▶ TASK INSTRUCTIONS: Transcribe every record that appears below, exactly and in full.

[Rows from a figure dataset]
------------------------------------

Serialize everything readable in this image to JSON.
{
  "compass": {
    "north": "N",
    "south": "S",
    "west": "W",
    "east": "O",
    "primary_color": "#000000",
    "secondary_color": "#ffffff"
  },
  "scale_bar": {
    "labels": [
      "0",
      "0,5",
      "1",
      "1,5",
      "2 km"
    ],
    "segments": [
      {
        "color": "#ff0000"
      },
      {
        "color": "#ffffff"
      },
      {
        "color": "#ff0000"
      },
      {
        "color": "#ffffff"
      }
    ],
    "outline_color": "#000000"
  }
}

------------------------------------

▶ RESULT BELOW:
Serialize everything readable in this image to JSON.
{
  "compass": {
    "north": "N",
    "south": "S",
    "west": "W",
    "east": "O",
    "primary_color": "#000000",
    "secondary_color": "#ffffff"
  },
  "scale_bar": {
    "labels": [
      "0",
      "0,5",
      "1",
      "1,5",
      "2 km"
    ],
    "segments": [
      {
        "color": "#ff0000"
      },
      {
        "color": "#ffffff"
      },
      {
        "color": "#ff0000"
      },
      {
        "color": "#ffffff"
      }
    ],
    "outline_color": "#000000"
  }
}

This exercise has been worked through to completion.